● **What needs to be done**
Search the listing below for the word "start" and copy each line that holds it.

····················

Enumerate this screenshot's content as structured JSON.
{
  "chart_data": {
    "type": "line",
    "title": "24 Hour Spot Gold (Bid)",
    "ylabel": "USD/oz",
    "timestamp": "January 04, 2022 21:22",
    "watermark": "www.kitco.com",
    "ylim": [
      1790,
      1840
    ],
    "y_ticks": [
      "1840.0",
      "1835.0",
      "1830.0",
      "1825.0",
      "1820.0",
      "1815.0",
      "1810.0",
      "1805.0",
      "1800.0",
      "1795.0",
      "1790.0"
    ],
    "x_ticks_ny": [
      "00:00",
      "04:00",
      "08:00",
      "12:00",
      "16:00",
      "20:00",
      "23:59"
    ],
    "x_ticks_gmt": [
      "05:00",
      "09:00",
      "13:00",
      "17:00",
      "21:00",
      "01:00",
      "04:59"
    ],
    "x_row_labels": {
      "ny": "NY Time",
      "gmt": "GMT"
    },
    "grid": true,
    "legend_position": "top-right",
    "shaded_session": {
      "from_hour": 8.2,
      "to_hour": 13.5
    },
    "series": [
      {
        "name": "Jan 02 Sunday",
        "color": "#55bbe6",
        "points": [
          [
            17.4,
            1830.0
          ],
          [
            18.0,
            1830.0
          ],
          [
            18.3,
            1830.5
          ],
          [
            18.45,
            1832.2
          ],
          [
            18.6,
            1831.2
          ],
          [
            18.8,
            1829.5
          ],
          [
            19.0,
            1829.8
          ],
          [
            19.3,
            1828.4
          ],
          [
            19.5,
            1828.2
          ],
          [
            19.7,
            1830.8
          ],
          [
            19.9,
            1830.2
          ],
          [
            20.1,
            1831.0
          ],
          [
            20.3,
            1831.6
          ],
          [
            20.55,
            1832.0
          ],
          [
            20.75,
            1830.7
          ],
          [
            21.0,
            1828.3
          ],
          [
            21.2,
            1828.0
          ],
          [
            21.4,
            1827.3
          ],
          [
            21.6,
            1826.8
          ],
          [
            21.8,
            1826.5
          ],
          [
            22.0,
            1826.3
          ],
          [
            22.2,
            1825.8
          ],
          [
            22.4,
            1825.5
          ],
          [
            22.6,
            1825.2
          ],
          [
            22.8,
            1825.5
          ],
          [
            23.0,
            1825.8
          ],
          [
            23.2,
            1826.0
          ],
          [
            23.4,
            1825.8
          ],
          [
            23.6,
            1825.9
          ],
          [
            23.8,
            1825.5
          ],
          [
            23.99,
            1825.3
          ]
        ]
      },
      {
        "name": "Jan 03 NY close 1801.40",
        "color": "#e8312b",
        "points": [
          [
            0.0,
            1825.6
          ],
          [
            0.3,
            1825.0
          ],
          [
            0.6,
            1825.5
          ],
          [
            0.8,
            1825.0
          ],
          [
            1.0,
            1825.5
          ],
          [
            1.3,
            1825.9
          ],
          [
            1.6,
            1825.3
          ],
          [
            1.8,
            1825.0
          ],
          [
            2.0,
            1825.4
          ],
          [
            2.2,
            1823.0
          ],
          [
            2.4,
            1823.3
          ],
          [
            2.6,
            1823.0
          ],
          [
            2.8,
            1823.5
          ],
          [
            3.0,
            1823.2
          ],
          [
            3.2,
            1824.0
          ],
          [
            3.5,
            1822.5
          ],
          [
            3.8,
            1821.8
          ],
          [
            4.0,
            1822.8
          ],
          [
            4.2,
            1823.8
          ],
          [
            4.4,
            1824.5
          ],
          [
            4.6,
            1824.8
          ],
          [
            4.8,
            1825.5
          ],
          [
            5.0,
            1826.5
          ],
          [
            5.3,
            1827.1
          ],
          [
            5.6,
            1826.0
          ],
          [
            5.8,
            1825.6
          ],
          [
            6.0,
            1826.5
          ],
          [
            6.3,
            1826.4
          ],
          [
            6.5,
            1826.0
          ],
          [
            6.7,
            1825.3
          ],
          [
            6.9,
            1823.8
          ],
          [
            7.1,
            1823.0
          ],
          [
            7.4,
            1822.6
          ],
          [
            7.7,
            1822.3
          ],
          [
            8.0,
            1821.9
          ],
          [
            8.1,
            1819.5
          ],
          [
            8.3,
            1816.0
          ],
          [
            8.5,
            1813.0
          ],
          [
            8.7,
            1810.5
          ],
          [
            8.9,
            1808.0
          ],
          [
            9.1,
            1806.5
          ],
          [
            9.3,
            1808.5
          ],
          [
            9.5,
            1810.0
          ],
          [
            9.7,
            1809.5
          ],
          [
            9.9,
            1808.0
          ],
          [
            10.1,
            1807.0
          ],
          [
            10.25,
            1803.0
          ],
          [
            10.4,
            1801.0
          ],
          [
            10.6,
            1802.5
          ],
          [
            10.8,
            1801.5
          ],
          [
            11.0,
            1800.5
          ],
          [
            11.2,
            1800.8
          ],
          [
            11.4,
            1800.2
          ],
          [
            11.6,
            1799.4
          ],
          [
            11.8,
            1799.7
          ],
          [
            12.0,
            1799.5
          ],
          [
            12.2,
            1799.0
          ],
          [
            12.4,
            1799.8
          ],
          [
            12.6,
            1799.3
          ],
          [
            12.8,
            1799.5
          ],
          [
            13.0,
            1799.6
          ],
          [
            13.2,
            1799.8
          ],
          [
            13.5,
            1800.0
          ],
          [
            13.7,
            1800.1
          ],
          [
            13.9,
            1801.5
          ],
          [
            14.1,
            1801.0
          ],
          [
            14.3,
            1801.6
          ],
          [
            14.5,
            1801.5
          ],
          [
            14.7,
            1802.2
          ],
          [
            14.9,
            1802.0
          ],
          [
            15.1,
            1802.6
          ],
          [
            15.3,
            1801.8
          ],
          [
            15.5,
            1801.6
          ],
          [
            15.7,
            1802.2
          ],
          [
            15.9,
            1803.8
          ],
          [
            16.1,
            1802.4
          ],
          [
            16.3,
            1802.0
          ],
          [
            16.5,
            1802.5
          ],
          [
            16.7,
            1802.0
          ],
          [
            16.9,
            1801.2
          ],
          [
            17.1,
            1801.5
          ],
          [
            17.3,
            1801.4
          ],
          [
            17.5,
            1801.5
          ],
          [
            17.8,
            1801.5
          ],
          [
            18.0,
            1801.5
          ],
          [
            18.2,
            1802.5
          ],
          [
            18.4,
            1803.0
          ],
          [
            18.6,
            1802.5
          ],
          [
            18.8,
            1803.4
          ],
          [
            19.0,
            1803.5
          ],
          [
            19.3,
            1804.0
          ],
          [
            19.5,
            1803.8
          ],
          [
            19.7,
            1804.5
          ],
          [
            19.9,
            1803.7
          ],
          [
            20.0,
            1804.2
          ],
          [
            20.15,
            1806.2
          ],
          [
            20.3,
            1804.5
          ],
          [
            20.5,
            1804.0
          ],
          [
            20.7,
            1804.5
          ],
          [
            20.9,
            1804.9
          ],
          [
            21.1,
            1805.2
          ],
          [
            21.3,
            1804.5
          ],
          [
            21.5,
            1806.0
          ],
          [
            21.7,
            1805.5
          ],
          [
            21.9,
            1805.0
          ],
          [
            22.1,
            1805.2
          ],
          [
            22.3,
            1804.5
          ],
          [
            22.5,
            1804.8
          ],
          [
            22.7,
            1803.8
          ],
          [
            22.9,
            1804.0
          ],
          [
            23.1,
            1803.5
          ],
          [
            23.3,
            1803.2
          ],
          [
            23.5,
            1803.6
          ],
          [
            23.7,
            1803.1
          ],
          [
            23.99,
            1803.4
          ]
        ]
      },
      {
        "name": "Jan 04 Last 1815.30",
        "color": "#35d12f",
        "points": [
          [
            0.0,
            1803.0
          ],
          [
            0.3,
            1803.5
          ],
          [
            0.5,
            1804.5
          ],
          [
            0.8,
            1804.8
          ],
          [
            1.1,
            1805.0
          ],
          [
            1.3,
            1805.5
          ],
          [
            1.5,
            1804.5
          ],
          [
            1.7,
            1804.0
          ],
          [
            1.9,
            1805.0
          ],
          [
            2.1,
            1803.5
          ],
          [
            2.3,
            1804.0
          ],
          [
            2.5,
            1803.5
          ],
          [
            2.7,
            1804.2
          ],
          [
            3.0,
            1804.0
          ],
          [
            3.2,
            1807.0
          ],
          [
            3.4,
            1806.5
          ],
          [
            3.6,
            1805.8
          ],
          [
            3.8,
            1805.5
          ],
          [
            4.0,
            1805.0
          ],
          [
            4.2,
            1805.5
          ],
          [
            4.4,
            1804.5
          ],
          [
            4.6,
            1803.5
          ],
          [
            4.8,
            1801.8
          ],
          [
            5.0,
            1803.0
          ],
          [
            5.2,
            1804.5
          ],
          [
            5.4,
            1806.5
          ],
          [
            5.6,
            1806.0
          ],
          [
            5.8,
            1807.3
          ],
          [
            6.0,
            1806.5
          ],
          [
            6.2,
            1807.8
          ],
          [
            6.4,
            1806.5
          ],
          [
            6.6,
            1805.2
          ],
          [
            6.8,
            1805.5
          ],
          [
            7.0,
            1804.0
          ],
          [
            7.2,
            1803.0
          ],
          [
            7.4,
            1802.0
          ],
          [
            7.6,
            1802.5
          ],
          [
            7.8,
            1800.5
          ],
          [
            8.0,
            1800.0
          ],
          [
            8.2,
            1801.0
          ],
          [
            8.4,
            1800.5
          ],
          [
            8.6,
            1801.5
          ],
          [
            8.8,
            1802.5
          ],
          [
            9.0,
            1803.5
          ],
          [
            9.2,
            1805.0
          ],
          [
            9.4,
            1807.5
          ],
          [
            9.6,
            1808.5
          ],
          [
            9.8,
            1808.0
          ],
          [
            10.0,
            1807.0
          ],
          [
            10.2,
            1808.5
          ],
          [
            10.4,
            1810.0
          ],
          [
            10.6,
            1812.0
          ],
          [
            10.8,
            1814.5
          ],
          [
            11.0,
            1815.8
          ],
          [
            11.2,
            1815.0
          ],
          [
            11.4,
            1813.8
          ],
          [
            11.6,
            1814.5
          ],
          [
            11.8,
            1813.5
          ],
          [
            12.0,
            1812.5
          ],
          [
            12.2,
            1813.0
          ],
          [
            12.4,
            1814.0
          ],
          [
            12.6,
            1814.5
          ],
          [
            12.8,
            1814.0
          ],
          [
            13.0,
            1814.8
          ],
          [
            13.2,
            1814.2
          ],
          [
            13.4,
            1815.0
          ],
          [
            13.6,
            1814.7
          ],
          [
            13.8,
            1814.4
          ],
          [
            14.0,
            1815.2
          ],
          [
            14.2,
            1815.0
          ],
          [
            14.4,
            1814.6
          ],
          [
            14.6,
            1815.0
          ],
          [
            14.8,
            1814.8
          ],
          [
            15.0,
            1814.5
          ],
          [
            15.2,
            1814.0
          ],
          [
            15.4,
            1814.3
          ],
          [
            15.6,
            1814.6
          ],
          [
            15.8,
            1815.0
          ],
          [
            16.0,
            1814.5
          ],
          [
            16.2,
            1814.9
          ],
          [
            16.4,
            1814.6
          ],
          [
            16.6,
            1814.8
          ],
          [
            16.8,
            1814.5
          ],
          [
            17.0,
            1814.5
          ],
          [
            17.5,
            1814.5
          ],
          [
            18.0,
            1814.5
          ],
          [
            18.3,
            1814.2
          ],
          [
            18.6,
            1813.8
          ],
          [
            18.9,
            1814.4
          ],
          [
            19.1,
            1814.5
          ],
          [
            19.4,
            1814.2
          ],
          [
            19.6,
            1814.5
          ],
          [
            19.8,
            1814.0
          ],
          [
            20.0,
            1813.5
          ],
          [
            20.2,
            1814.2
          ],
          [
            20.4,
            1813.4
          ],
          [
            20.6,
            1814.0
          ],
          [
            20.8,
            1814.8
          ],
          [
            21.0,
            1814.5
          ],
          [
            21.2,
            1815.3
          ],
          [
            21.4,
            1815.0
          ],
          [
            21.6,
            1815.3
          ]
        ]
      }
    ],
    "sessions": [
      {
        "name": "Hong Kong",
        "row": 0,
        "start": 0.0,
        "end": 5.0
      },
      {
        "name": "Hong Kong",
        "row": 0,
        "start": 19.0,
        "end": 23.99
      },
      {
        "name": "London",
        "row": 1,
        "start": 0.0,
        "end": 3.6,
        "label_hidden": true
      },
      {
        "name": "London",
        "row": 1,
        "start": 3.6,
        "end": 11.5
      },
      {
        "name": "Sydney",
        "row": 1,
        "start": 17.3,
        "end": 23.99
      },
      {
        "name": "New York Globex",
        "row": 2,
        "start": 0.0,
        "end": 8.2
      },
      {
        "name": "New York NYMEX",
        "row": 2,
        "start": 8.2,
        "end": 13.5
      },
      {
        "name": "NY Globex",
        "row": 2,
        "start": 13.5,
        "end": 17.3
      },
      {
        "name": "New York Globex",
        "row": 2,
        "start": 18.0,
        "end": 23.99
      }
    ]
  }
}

····················

● **Answer to the task**
        "start": 0.0,
        "start": 19.0,
        "start": 0.0,
        "start": 3.6,
        "start": 17.3,
        "start": 0.0,
        "start": 8.2,
        "start": 13.5,
        "start": 18.0,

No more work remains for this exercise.